* BEGIN Records shown *
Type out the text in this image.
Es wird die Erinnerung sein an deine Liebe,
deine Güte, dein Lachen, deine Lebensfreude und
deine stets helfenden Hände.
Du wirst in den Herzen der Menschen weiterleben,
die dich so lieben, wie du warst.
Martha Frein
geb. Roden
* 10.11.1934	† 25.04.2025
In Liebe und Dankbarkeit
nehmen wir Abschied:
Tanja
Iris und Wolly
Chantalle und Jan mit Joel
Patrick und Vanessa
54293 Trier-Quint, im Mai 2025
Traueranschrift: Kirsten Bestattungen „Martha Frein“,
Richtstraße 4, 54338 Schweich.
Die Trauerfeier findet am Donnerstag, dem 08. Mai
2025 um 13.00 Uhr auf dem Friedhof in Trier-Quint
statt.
* END Records shown *
▶ [What to work on] Please repeat the material above, word for word and in full.

▶ [Result]
Type out the text in this image.
Es wird die Erinnerung sein an deine Liebe,
deine Güte, dein Lachen, deine Lebensfreude und
deine stets helfenden Hände.
Du wirst in den Herzen der Menschen weiterleben,
die dich so lieben, wie du warst.
Martha Frein
geb. Roden
* 10.11.1934	† 25.04.2025
In Liebe und Dankbarkeit
nehmen wir Abschied:
Tanja
Iris und Wolly
Chantalle und Jan mit Joel
Patrick und Vanessa
54293 Trier-Quint, im Mai 2025
Traueranschrift: Kirsten Bestattungen „Martha Frein“,
Richtstraße 4, 54338 Schweich.
Die Trauerfeier findet am Donnerstag, dem 08. Mai
2025 um 13.00 Uhr auf dem Friedhof in Trier-Quint
statt.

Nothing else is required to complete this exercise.